■ What you will do: Which lines hold the string "title"? Copy every one of them.

= = = =

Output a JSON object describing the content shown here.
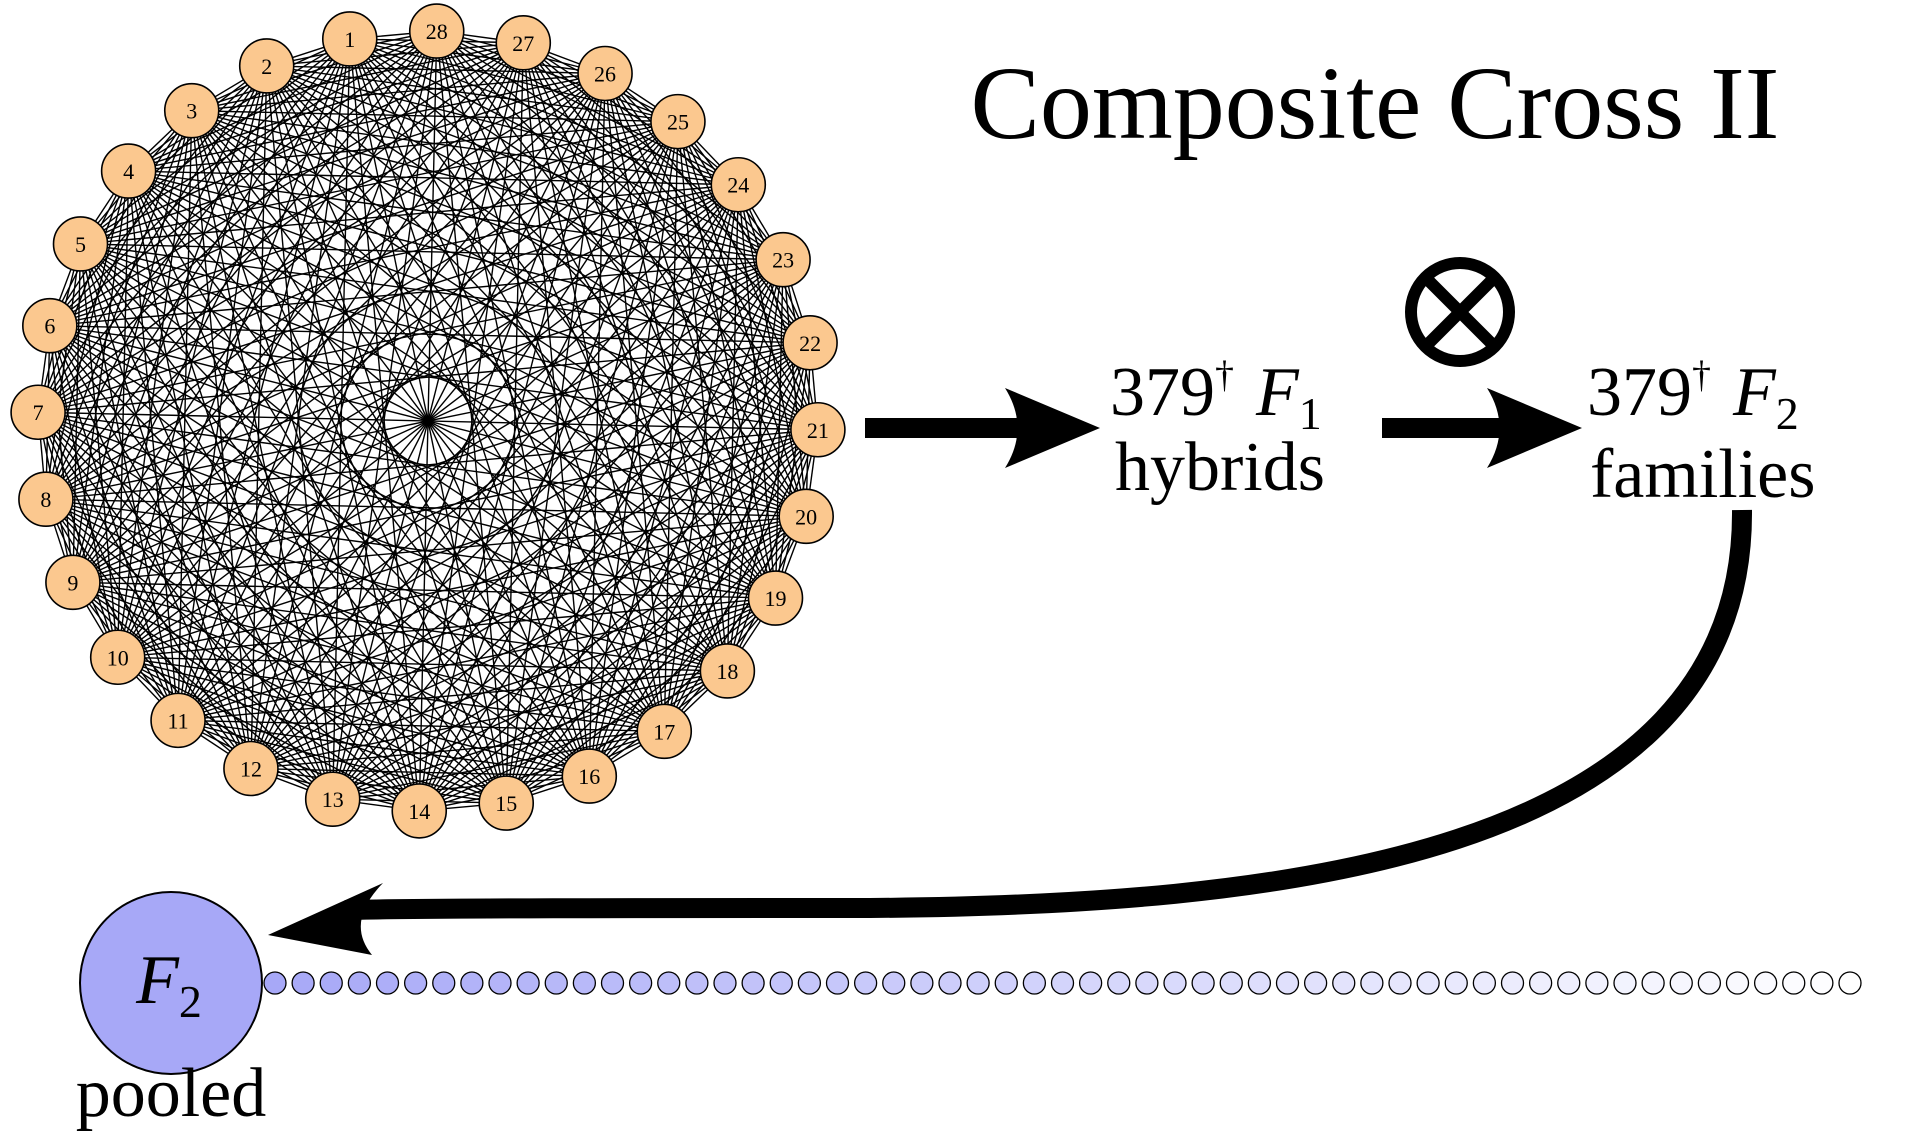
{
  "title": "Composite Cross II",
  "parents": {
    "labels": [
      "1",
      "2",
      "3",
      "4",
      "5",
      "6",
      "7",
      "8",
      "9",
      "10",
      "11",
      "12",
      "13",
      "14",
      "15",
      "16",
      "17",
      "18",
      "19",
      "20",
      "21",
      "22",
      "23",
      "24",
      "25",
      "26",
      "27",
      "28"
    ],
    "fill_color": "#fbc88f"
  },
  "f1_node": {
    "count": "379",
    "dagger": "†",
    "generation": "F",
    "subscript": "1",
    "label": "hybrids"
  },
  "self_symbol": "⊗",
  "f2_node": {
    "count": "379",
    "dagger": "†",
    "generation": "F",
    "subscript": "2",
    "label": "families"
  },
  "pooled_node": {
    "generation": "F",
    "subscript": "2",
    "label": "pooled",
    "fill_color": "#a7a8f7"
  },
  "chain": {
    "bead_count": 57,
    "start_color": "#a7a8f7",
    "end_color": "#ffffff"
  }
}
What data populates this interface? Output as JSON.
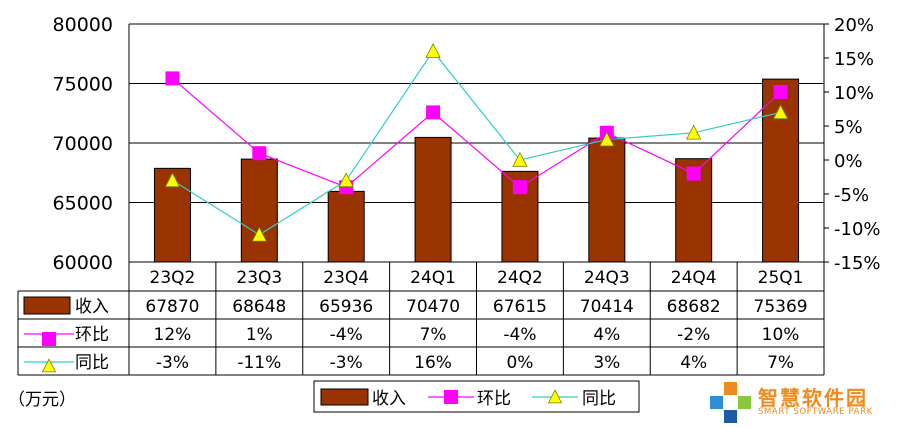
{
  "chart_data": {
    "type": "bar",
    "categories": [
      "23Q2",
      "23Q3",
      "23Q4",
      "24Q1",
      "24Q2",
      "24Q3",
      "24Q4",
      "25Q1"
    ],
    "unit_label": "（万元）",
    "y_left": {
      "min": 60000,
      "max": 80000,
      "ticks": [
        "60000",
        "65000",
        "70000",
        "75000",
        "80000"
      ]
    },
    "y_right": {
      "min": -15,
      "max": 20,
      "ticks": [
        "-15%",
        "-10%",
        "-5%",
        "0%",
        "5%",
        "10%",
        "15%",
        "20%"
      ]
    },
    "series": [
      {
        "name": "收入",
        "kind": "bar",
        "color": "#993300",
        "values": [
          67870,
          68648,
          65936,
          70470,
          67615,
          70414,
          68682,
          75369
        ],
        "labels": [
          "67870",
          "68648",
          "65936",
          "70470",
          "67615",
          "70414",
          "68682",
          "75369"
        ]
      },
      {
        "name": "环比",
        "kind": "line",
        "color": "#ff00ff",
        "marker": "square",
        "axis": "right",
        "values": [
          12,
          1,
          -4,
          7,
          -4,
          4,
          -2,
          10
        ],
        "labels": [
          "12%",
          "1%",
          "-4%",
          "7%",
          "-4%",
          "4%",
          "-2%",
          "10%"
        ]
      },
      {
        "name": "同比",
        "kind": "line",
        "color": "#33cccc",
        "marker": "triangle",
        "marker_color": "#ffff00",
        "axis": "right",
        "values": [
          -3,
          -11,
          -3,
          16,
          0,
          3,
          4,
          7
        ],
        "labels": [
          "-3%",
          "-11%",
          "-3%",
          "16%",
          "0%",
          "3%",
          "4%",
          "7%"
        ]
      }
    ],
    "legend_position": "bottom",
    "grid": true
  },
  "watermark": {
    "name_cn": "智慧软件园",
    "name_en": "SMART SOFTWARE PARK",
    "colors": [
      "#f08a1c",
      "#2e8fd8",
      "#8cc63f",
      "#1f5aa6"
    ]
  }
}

= = = =

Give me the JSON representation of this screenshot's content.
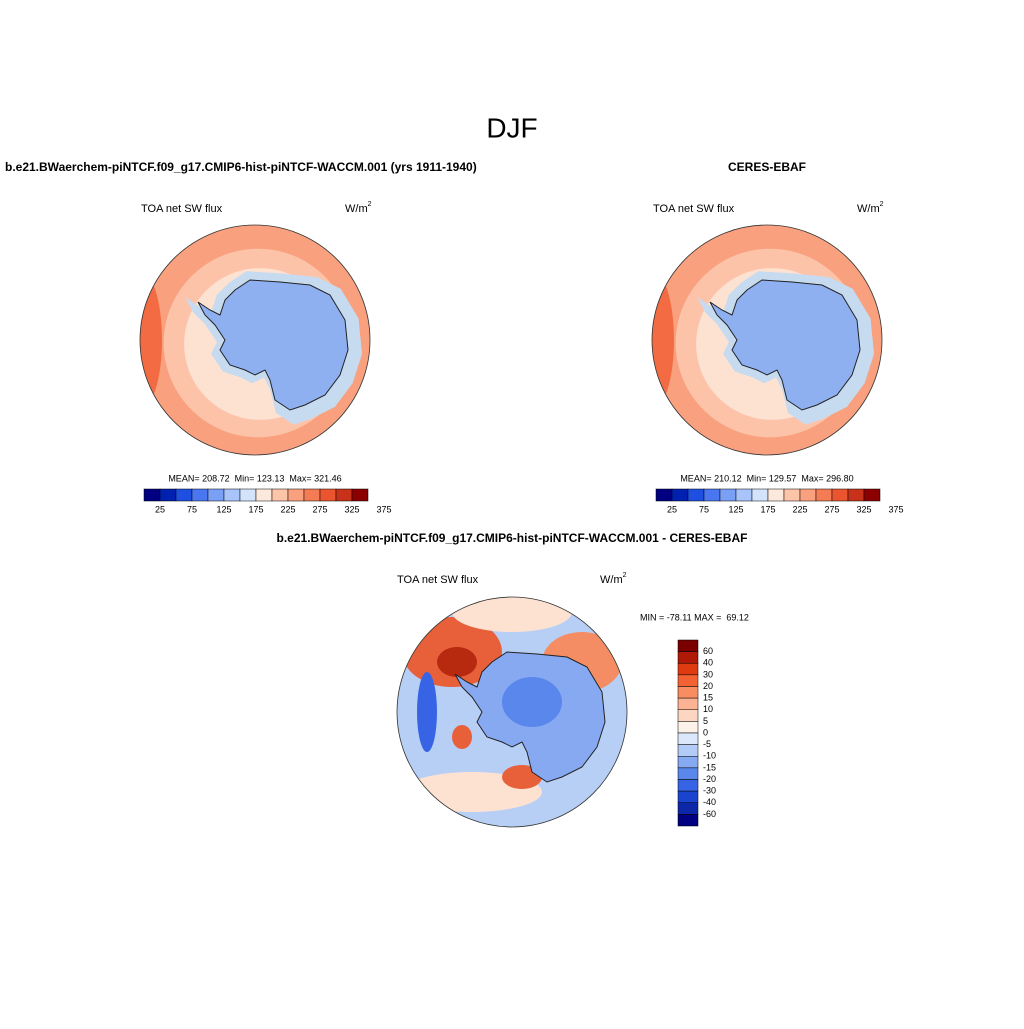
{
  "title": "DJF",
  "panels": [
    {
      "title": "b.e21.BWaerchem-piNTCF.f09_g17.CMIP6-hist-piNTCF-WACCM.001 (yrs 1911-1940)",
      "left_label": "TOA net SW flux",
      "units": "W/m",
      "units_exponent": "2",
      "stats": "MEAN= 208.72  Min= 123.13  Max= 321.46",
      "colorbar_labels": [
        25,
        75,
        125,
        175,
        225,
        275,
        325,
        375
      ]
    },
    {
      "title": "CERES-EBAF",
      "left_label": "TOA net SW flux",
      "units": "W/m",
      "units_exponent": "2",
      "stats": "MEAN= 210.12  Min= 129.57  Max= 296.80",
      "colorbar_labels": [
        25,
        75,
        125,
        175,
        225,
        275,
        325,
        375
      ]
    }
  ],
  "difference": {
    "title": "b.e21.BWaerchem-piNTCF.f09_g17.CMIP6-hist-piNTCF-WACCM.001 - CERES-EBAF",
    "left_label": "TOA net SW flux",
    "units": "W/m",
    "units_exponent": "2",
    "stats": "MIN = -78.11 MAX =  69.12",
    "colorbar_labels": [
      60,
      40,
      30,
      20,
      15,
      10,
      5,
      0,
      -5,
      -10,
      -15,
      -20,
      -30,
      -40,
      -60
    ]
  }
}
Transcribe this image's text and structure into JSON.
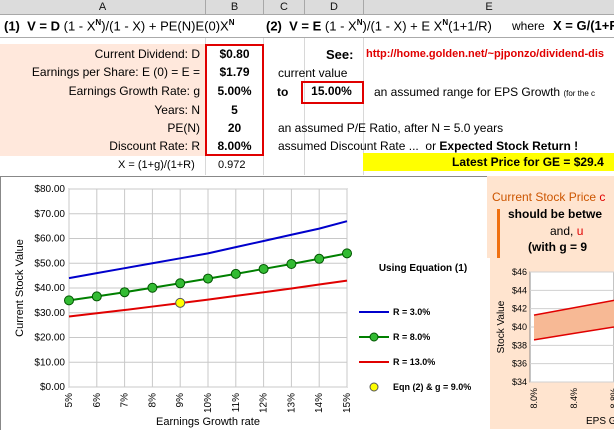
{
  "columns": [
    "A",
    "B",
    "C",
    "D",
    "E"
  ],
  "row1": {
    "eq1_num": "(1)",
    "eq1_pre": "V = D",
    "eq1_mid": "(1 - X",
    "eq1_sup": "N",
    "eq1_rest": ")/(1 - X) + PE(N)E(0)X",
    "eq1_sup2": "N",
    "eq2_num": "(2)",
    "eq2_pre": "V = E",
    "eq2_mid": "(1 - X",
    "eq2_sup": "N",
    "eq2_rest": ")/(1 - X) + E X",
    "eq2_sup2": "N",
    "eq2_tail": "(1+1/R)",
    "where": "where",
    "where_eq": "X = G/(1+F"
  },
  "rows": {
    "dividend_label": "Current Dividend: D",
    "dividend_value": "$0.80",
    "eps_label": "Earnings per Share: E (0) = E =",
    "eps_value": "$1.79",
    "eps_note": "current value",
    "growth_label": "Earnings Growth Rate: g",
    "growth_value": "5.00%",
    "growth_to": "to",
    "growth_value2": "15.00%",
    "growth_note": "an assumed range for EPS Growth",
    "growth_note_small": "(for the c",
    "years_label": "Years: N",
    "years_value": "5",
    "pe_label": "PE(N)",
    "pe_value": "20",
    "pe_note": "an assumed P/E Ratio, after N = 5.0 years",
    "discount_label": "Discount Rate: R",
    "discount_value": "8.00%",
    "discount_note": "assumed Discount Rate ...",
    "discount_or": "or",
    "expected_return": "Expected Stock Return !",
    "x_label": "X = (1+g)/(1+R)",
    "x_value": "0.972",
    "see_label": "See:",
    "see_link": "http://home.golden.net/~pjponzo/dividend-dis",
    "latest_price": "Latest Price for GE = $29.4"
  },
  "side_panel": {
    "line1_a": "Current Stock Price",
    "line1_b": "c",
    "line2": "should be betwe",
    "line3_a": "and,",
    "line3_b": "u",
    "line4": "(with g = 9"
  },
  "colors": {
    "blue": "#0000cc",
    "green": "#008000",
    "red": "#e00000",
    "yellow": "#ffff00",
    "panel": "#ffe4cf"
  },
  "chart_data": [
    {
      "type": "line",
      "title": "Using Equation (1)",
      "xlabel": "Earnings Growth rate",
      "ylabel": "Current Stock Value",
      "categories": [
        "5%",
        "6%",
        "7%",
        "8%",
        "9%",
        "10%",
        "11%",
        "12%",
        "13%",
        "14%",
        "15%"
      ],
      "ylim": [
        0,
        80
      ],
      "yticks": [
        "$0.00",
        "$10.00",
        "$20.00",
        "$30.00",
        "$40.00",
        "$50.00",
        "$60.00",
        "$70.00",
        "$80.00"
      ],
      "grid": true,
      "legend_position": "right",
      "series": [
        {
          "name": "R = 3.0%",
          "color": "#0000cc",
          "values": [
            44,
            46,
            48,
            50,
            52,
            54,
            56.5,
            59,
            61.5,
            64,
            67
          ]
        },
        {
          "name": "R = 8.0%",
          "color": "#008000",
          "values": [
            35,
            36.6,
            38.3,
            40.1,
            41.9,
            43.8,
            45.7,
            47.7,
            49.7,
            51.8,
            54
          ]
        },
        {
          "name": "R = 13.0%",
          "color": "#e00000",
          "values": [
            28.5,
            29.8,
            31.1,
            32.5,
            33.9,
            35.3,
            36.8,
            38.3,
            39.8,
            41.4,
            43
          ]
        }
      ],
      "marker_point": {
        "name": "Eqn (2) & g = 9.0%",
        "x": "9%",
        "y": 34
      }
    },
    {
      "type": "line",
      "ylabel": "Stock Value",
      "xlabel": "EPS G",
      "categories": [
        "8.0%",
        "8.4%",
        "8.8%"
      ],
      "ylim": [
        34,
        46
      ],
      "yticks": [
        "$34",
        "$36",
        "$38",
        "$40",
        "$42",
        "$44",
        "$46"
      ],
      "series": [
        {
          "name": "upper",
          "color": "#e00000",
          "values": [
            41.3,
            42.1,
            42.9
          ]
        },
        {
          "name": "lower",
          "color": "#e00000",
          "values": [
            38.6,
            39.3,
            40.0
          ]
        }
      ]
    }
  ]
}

= = = =

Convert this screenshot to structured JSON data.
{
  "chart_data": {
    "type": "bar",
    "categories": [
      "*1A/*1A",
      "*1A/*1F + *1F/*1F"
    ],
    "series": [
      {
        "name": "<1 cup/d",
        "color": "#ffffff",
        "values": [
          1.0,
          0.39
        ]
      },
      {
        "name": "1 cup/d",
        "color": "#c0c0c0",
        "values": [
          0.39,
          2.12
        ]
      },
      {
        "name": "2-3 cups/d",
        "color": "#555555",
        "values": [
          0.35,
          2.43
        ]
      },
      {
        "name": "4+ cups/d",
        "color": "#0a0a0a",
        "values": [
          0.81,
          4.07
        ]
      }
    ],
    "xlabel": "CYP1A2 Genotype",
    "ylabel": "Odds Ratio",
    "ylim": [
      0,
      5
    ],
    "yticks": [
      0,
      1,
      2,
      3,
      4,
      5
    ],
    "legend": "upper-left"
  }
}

= = = =

■ Exercise response:
  "title": "Composite Cross II",
  "title": "DJF",
      "title": "b.e21.BWaerchem-piNTCF.f09_g17.CMIP6-hist-piNTCF-WACCM.001 (yrs 1911-1940)",
      "title": "CERES-EBAF",
    "title": "b.e21.BWaerchem-piNTCF.f09_g17.CMIP6-hist-piNTCF-WACCM.001 - CERES-EBAF",
      "title": "Using Equation (1)",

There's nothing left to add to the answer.